### [Extracts from a graphics dataset]

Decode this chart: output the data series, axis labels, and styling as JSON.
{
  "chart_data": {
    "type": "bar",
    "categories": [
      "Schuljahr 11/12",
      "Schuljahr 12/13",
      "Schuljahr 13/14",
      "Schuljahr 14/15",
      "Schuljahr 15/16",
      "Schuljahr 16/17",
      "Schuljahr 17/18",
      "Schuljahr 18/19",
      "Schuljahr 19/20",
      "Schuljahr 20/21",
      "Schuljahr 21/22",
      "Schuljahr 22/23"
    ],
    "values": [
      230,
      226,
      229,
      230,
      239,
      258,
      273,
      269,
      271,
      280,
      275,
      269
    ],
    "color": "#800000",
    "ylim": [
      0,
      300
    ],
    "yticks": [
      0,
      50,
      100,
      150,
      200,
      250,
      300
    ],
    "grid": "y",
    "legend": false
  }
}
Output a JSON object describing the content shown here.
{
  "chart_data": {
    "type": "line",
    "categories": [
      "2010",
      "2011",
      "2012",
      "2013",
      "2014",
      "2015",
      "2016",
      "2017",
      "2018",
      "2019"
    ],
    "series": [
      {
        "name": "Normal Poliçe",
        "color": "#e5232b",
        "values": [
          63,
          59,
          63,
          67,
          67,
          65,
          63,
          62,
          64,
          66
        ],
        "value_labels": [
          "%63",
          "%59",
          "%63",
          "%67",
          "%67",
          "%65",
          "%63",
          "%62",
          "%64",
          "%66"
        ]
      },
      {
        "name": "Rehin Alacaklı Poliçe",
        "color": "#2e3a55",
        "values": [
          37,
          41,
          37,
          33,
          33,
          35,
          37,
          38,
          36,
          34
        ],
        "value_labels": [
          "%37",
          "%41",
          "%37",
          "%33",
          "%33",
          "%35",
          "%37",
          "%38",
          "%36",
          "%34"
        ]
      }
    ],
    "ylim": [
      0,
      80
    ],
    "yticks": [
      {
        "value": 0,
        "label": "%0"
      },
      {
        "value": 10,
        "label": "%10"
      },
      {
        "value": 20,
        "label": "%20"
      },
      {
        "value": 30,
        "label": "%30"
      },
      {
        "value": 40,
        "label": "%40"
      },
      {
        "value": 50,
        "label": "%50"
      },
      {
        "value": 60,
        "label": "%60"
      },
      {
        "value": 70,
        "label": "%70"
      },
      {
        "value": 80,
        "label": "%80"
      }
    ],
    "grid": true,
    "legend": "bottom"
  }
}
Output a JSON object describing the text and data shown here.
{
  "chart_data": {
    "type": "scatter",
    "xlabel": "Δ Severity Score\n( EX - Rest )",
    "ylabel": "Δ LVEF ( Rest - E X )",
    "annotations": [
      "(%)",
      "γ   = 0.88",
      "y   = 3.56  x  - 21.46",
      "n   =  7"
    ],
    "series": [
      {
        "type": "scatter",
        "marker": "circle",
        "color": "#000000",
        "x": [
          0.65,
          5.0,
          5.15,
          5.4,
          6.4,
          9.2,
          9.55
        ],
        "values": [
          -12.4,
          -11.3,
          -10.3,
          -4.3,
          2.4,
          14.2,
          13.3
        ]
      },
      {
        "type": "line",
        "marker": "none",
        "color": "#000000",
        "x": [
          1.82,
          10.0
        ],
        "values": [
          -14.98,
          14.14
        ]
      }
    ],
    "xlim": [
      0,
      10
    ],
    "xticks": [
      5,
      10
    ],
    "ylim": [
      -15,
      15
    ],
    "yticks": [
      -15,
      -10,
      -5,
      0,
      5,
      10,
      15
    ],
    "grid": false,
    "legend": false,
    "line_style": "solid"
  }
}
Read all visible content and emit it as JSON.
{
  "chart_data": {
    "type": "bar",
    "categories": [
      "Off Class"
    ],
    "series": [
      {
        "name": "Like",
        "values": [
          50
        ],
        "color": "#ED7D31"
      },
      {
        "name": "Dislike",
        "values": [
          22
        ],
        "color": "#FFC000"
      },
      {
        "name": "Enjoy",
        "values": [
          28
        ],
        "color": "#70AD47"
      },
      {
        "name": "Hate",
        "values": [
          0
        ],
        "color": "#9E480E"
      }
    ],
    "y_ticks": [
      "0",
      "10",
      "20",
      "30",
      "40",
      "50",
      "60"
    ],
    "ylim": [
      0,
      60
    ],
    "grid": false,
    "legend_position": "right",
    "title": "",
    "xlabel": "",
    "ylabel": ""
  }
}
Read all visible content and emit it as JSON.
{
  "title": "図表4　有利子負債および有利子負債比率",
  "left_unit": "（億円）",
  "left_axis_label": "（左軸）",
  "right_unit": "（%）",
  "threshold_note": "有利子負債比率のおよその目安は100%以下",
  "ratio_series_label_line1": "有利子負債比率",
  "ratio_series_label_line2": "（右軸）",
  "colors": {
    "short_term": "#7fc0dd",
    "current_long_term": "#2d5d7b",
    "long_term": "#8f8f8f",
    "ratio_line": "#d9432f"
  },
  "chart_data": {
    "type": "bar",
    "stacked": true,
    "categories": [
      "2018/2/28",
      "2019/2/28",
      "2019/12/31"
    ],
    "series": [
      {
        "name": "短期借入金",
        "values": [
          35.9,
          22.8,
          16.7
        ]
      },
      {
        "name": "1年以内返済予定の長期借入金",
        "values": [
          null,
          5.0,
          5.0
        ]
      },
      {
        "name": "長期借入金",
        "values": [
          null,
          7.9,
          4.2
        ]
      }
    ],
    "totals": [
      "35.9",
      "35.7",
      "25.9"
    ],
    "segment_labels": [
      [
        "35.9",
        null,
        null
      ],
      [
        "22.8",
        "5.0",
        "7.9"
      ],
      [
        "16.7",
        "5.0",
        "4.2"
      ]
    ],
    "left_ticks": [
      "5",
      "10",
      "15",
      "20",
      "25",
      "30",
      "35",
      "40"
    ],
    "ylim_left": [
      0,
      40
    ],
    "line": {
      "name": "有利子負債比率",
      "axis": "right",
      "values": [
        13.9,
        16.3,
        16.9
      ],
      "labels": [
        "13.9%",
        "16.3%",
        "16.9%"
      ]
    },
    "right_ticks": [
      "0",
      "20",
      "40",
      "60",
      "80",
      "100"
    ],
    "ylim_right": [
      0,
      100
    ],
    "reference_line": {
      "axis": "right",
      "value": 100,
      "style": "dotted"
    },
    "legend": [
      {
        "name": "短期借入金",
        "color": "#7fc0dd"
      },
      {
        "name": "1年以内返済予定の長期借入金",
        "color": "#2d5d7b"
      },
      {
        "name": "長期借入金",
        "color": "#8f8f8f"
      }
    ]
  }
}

### [EXERCISE REQUIREMENTS]
Transcribe each record exactly. Leave nothing out.

### [SOLUTION TO THE PROBLEM]
Decode this chart: output the data series, axis labels, and styling as JSON.
{
  "chart_data": {
    "type": "bar",
    "categories": [
      "Schuljahr 11/12",
      "Schuljahr 12/13",
      "Schuljahr 13/14",
      "Schuljahr 14/15",
      "Schuljahr 15/16",
      "Schuljahr 16/17",
      "Schuljahr 17/18",
      "Schuljahr 18/19",
      "Schuljahr 19/20",
      "Schuljahr 20/21",
      "Schuljahr 21/22",
      "Schuljahr 22/23"
    ],
    "values": [
      230,
      226,
      229,
      230,
      239,
      258,
      273,
      269,
      271,
      280,
      275,
      269
    ],
    "color": "#800000",
    "ylim": [
      0,
      300
    ],
    "yticks": [
      0,
      50,
      100,
      150,
      200,
      250,
      300
    ],
    "grid": "y",
    "legend": false
  }
}
Output a JSON object describing the content shown here.
{
  "chart_data": {
    "type": "line",
    "categories": [
      "2010",
      "2011",
      "2012",
      "2013",
      "2014",
      "2015",
      "2016",
      "2017",
      "2018",
      "2019"
    ],
    "series": [
      {
        "name": "Normal Poliçe",
        "color": "#e5232b",
        "values": [
          63,
          59,
          63,
          67,
          67,
          65,
          63,
          62,
          64,
          66
        ],
        "value_labels": [
          "%63",
          "%59",
          "%63",
          "%67",
          "%67",
          "%65",
          "%63",
          "%62",
          "%64",
          "%66"
        ]
      },
      {
        "name": "Rehin Alacaklı Poliçe",
        "color": "#2e3a55",
        "values": [
          37,
          41,
          37,
          33,
          33,
          35,
          37,
          38,
          36,
          34
        ],
        "value_labels": [
          "%37",
          "%41",
          "%37",
          "%33",
          "%33",
          "%35",
          "%37",
          "%38",
          "%36",
          "%34"
        ]
      }
    ],
    "ylim": [
      0,
      80
    ],
    "yticks": [
      {
        "value": 0,
        "label": "%0"
      },
      {
        "value": 10,
        "label": "%10"
      },
      {
        "value": 20,
        "label": "%20"
      },
      {
        "value": 30,
        "label": "%30"
      },
      {
        "value": 40,
        "label": "%40"
      },
      {
        "value": 50,
        "label": "%50"
      },
      {
        "value": 60,
        "label": "%60"
      },
      {
        "value": 70,
        "label": "%70"
      },
      {
        "value": 80,
        "label": "%80"
      }
    ],
    "grid": true,
    "legend": "bottom"
  }
}
Output a JSON object describing the text and data shown here.
{
  "chart_data": {
    "type": "scatter",
    "xlabel": "Δ Severity Score\n( EX - Rest )",
    "ylabel": "Δ LVEF ( Rest - E X )",
    "annotations": [
      "(%)",
      "γ   = 0.88",
      "y   = 3.56  x  - 21.46",
      "n   =  7"
    ],
    "series": [
      {
        "type": "scatter",
        "marker": "circle",
        "color": "#000000",
        "x": [
          0.65,
          5.0,
          5.15,
          5.4,
          6.4,
          9.2,
          9.55
        ],
        "values": [
          -12.4,
          -11.3,
          -10.3,
          -4.3,
          2.4,
          14.2,
          13.3
        ]
      },
      {
        "type": "line",
        "marker": "none",
        "color": "#000000",
        "x": [
          1.82,
          10.0
        ],
        "values": [
          -14.98,
          14.14
        ]
      }
    ],
    "xlim": [
      0,
      10
    ],
    "xticks": [
      5,
      10
    ],
    "ylim": [
      -15,
      15
    ],
    "yticks": [
      -15,
      -10,
      -5,
      0,
      5,
      10,
      15
    ],
    "grid": false,
    "legend": false,
    "line_style": "solid"
  }
}
Read all visible content and emit it as JSON.
{
  "chart_data": {
    "type": "bar",
    "categories": [
      "Off Class"
    ],
    "series": [
      {
        "name": "Like",
        "values": [
          50
        ],
        "color": "#ED7D31"
      },
      {
        "name": "Dislike",
        "values": [
          22
        ],
        "color": "#FFC000"
      },
      {
        "name": "Enjoy",
        "values": [
          28
        ],
        "color": "#70AD47"
      },
      {
        "name": "Hate",
        "values": [
          0
        ],
        "color": "#9E480E"
      }
    ],
    "y_ticks": [
      "0",
      "10",
      "20",
      "30",
      "40",
      "50",
      "60"
    ],
    "ylim": [
      0,
      60
    ],
    "grid": false,
    "legend_position": "right",
    "title": "",
    "xlabel": "",
    "ylabel": ""
  }
}
Read all visible content and emit it as JSON.
{
  "title": "図表4　有利子負債および有利子負債比率",
  "left_unit": "（億円）",
  "left_axis_label": "（左軸）",
  "right_unit": "（%）",
  "threshold_note": "有利子負債比率のおよその目安は100%以下",
  "ratio_series_label_line1": "有利子負債比率",
  "ratio_series_label_line2": "（右軸）",
  "colors": {
    "short_term": "#7fc0dd",
    "current_long_term": "#2d5d7b",
    "long_term": "#8f8f8f",
    "ratio_line": "#d9432f"
  },
  "chart_data": {
    "type": "bar",
    "stacked": true,
    "categories": [
      "2018/2/28",
      "2019/2/28",
      "2019/12/31"
    ],
    "series": [
      {
        "name": "短期借入金",
        "values": [
          35.9,
          22.8,
          16.7
        ]
      },
      {
        "name": "1年以内返済予定の長期借入金",
        "values": [
          null,
          5.0,
          5.0
        ]
      },
      {
        "name": "長期借入金",
        "values": [
          null,
          7.9,
          4.2
        ]
      }
    ],
    "totals": [
      "35.9",
      "35.7",
      "25.9"
    ],
    "segment_labels": [
      [
        "35.9",
        null,
        null
      ],
      [
        "22.8",
        "5.0",
        "7.9"
      ],
      [
        "16.7",
        "5.0",
        "4.2"
      ]
    ],
    "left_ticks": [
      "5",
      "10",
      "15",
      "20",
      "25",
      "30",
      "35",
      "40"
    ],
    "ylim_left": [
      0,
      40
    ],
    "line": {
      "name": "有利子負債比率",
      "axis": "right",
      "values": [
        13.9,
        16.3,
        16.9
      ],
      "labels": [
        "13.9%",
        "16.3%",
        "16.9%"
      ]
    },
    "right_ticks": [
      "0",
      "20",
      "40",
      "60",
      "80",
      "100"
    ],
    "ylim_right": [
      0,
      100
    ],
    "reference_line": {
      "axis": "right",
      "value": 100,
      "style": "dotted"
    },
    "legend": [
      {
        "name": "短期借入金",
        "color": "#7fc0dd"
      },
      {
        "name": "1年以内返済予定の長期借入金",
        "color": "#2d5d7b"
      },
      {
        "name": "長期借入金",
        "color": "#8f8f8f"
      }
    ]
  }
}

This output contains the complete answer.